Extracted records
◆ ◆ ◆ ◆

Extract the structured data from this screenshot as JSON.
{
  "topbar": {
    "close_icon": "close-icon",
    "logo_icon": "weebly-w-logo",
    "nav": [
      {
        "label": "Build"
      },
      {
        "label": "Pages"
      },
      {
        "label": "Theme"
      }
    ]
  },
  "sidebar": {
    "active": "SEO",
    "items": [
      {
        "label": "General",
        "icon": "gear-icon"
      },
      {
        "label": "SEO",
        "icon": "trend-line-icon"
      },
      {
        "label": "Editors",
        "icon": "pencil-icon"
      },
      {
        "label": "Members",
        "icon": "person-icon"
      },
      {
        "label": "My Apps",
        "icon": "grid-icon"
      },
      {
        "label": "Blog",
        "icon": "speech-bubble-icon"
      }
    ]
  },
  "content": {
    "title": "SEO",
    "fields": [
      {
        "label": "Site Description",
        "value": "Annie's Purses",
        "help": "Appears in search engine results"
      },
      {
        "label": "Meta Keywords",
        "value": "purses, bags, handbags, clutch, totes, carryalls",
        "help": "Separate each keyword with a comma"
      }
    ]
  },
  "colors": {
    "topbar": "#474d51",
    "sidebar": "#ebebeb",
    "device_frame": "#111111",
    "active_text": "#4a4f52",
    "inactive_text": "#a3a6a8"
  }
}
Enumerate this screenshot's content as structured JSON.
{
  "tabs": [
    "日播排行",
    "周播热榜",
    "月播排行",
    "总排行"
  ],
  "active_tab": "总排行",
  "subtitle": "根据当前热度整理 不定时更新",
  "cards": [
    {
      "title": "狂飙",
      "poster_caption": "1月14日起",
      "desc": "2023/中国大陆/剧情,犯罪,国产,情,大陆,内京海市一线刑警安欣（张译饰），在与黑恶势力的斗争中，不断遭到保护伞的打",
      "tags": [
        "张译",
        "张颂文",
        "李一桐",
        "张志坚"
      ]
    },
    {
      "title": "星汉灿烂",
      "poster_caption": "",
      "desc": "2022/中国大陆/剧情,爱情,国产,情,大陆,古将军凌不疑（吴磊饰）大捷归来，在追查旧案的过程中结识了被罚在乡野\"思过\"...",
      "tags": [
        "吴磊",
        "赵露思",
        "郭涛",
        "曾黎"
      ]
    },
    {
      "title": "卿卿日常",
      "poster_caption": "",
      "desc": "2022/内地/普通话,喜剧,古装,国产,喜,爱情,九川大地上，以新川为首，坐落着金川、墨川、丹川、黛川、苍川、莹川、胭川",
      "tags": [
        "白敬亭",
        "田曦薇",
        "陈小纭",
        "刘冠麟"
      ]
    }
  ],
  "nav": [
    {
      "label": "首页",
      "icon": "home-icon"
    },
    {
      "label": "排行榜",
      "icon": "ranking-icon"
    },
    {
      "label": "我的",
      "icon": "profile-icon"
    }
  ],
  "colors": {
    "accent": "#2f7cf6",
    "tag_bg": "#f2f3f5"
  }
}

◆ ◆ ◆ ◆

The line containing "Enumerate this screenshot's" marks the start; retype it and each line after it through the end of the records above, exactly.

Enumerate this screenshot's content as structured JSON.
{
  "tabs": [
    "日播排行",
    "周播热榜",
    "月播排行",
    "总排行"
  ],
  "active_tab": "总排行",
  "subtitle": "根据当前热度整理 不定时更新",
  "cards": [
    {
      "title": "狂飙",
      "poster_caption": "1月14日起",
      "desc": "2023/中国大陆/剧情,犯罪,国产,情,大陆,内京海市一线刑警安欣（张译饰），在与黑恶势力的斗争中，不断遭到保护伞的打",
      "tags": [
        "张译",
        "张颂文",
        "李一桐",
        "张志坚"
      ]
    },
    {
      "title": "星汉灿烂",
      "poster_caption": "",
      "desc": "2022/中国大陆/剧情,爱情,国产,情,大陆,古将军凌不疑（吴磊饰）大捷归来，在追查旧案的过程中结识了被罚在乡野\"思过\"...",
      "tags": [
        "吴磊",
        "赵露思",
        "郭涛",
        "曾黎"
      ]
    },
    {
      "title": "卿卿日常",
      "poster_caption": "",
      "desc": "2022/内地/普通话,喜剧,古装,国产,喜,爱情,九川大地上，以新川为首，坐落着金川、墨川、丹川、黛川、苍川、莹川、胭川",
      "tags": [
        "白敬亭",
        "田曦薇",
        "陈小纭",
        "刘冠麟"
      ]
    }
  ],
  "nav": [
    {
      "label": "首页",
      "icon": "home-icon"
    },
    {
      "label": "排行榜",
      "icon": "ranking-icon"
    },
    {
      "label": "我的",
      "icon": "profile-icon"
    }
  ],
  "colors": {
    "accent": "#2f7cf6",
    "tag_bg": "#f2f3f5"
  }
}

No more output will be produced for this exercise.